• GIVEN EXERCISE:
Return the count of lines that hold the string "được", with no other words.

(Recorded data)
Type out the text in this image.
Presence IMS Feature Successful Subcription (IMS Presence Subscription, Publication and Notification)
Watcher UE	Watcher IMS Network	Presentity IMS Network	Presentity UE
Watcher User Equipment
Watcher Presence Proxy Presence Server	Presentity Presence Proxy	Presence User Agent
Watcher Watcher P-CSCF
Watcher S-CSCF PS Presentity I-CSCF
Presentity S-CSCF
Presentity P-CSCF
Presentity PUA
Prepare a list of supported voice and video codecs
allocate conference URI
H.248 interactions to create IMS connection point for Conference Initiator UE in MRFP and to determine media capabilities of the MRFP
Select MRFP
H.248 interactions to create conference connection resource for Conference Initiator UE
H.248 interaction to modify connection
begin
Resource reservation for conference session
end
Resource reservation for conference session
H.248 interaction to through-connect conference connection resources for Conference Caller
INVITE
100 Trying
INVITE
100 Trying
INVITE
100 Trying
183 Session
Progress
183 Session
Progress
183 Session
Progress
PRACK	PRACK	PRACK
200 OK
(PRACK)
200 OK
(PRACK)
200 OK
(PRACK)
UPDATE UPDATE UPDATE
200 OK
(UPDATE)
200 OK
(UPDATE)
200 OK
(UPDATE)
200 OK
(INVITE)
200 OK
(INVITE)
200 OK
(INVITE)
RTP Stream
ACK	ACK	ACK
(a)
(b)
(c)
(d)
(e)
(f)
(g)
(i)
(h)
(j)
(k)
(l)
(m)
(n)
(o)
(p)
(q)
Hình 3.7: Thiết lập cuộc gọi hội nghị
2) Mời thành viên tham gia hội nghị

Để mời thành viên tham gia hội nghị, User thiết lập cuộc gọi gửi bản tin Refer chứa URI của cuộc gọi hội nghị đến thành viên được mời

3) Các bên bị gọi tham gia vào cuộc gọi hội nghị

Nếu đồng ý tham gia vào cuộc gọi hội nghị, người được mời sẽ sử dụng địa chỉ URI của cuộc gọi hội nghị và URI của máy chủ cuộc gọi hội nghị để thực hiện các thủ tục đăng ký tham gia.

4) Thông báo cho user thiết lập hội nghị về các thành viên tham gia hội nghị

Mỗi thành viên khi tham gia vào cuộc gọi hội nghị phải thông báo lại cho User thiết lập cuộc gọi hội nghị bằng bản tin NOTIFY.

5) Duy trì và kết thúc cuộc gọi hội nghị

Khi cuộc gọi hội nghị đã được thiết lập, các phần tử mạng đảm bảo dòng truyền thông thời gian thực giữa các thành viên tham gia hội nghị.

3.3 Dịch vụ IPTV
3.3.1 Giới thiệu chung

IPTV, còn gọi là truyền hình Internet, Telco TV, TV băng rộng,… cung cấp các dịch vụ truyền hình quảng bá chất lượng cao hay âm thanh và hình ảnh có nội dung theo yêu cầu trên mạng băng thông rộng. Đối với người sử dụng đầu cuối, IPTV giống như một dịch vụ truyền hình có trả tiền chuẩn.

• TASK RESULT:
3